Required work. Exactly as written, print each record in the listing.

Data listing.
>> start

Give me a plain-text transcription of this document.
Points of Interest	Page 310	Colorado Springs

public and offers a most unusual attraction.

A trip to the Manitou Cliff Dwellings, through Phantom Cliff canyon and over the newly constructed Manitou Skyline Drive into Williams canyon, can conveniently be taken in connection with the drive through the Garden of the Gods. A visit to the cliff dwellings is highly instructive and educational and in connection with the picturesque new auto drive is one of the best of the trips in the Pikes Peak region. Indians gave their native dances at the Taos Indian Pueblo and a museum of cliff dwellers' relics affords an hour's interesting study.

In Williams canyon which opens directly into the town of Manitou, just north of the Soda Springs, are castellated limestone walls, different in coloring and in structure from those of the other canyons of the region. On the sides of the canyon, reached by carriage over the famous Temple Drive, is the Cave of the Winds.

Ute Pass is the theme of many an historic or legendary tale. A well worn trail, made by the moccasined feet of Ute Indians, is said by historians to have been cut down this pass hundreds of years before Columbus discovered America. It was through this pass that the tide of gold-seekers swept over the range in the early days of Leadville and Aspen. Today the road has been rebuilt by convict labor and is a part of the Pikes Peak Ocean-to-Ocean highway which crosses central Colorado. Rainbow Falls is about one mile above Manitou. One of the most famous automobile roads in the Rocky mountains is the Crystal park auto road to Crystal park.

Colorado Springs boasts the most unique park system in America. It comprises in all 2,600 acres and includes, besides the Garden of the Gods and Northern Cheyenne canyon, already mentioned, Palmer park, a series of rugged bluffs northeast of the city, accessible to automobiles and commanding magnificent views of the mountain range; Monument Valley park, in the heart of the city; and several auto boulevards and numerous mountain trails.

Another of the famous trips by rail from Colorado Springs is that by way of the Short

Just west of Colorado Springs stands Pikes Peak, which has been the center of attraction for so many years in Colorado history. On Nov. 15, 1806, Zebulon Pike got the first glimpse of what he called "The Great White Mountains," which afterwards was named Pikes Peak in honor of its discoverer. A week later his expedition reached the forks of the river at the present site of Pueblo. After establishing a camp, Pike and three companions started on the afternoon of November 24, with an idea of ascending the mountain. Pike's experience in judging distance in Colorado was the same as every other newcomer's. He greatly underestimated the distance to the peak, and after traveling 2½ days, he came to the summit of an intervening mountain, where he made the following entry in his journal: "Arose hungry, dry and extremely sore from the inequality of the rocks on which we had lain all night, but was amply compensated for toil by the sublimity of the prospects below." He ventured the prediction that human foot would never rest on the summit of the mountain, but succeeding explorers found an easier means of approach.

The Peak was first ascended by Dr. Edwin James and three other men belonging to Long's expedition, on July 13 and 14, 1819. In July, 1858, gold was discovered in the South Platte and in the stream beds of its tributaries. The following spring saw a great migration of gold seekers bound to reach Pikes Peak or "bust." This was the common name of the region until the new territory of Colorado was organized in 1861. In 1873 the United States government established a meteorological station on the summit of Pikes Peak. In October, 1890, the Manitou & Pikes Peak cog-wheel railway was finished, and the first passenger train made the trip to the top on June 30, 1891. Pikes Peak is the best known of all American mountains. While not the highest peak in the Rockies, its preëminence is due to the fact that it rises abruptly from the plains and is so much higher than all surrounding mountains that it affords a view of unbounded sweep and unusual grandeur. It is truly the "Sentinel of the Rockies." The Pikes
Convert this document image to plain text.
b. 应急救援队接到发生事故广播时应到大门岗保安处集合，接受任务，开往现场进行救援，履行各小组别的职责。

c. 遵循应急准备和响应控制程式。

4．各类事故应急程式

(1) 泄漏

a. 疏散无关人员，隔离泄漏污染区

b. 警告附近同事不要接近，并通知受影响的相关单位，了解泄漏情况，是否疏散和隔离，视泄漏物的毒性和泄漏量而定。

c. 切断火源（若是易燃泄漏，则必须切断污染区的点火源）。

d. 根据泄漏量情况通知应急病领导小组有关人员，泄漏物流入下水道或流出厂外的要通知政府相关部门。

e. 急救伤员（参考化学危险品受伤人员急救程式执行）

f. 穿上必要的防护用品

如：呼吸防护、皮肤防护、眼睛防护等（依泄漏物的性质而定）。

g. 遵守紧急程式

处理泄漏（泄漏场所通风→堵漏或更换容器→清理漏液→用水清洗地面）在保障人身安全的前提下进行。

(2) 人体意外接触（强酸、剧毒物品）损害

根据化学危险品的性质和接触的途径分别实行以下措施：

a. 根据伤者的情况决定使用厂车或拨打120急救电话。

>> end

The result.
Give me a plain-text transcription of this document.
Points of Interest	Page 310	Colorado Springs

public and offers a most unusual attraction.

A trip to the Manitou Cliff Dwellings, through Phantom Cliff canyon and over the newly constructed Manitou Skyline Drive into Williams canyon, can conveniently be taken in connection with the drive through the Garden of the Gods. A visit to the cliff dwellings is highly instructive and educational and in connection with the picturesque new auto drive is one of the best of the trips in the Pikes Peak region. Indians gave their native dances at the Taos Indian Pueblo and a museum of cliff dwellers' relics affords an hour's interesting study.

In Williams canyon which opens directly into the town of Manitou, just north of the Soda Springs, are castellated limestone walls, different in coloring and in structure from those of the other canyons of the region. On the sides of the canyon, reached by carriage over the famous Temple Drive, is the Cave of the Winds.

Ute Pass is the theme of many an historic or legendary tale. A well worn trail, made by the moccasined feet of Ute Indians, is said by historians to have been cut down this pass hundreds of years before Columbus discovered America. It was through this pass that the tide of gold-seekers swept over the range in the early days of Leadville and Aspen. Today the road has been rebuilt by convict labor and is a part of the Pikes Peak Ocean-to-Ocean highway which crosses central Colorado. Rainbow Falls is about one mile above Manitou. One of the most famous automobile roads in the Rocky mountains is the Crystal park auto road to Crystal park.

Colorado Springs boasts the most unique park system in America. It comprises in all 2,600 acres and includes, besides the Garden of the Gods and Northern Cheyenne canyon, already mentioned, Palmer park, a series of rugged bluffs northeast of the city, accessible to automobiles and commanding magnificent views of the mountain range; Monument Valley park, in the heart of the city; and several auto boulevards and numerous mountain trails.

Another of the famous trips by rail from Colorado Springs is that by way of the Short

Just west of Colorado Springs stands Pikes Peak, which has been the center of attraction for so many years in Colorado history. On Nov. 15, 1806, Zebulon Pike got the first glimpse of what he called "The Great White Mountains," which afterwards was named Pikes Peak in honor of its discoverer. A week later his expedition reached the forks of the river at the present site of Pueblo. After establishing a camp, Pike and three companions started on the afternoon of November 24, with an idea of ascending the mountain. Pike's experience in judging distance in Colorado was the same as every other newcomer's. He greatly underestimated the distance to the peak, and after traveling 2½ days, he came to the summit of an intervening mountain, where he made the following entry in his journal: "Arose hungry, dry and extremely sore from the inequality of the rocks on which we had lain all night, but was amply compensated for toil by the sublimity of the prospects below." He ventured the prediction that human foot would never rest on the summit of the mountain, but succeeding explorers found an easier means of approach.

The Peak was first ascended by Dr. Edwin James and three other men belonging to Long's expedition, on July 13 and 14, 1819. In July, 1858, gold was discovered in the South Platte and in the stream beds of its tributaries. The following spring saw a great migration of gold seekers bound to reach Pikes Peak or "bust." This was the common name of the region until the new territory of Colorado was organized in 1861. In 1873 the United States government established a meteorological station on the summit of Pikes Peak. In October, 1890, the Manitou & Pikes Peak cog-wheel railway was finished, and the first passenger train made the trip to the top on June 30, 1891. Pikes Peak is the best known of all American mountains. While not the highest peak in the Rockies, its preëminence is due to the fact that it rises abruptly from the plains and is so much higher than all surrounding mountains that it affords a view of unbounded sweep and unusual grandeur. It is truly the "Sentinel of the Rockies." The Pikes
Convert this document image to plain text.
b. 应急救援队接到发生事故广播时应到大门岗保安处集合，接受任务，开往现场进行救援，履行各小组别的职责。

c. 遵循应急准备和响应控制程式。

4．各类事故应急程式

(1) 泄漏

a. 疏散无关人员，隔离泄漏污染区

b. 警告附近同事不要接近，并通知受影响的相关单位，了解泄漏情况，是否疏散和隔离，视泄漏物的毒性和泄漏量而定。

c. 切断火源（若是易燃泄漏，则必须切断污染区的点火源）。

d. 根据泄漏量情况通知应急病领导小组有关人员，泄漏物流入下水道或流出厂外的要通知政府相关部门。

e. 急救伤员（参考化学危险品受伤人员急救程式执行）

f. 穿上必要的防护用品

如：呼吸防护、皮肤防护、眼睛防护等（依泄漏物的性质而定）。

g. 遵守紧急程式

处理泄漏（泄漏场所通风→堵漏或更换容器→清理漏液→用水清洗地面）在保障人身安全的前提下进行。

(2) 人体意外接触（强酸、剧毒物品）损害

根据化学危险品的性质和接触的途径分别实行以下措施：

a. 根据伤者的情况决定使用厂车或拨打120急救电话。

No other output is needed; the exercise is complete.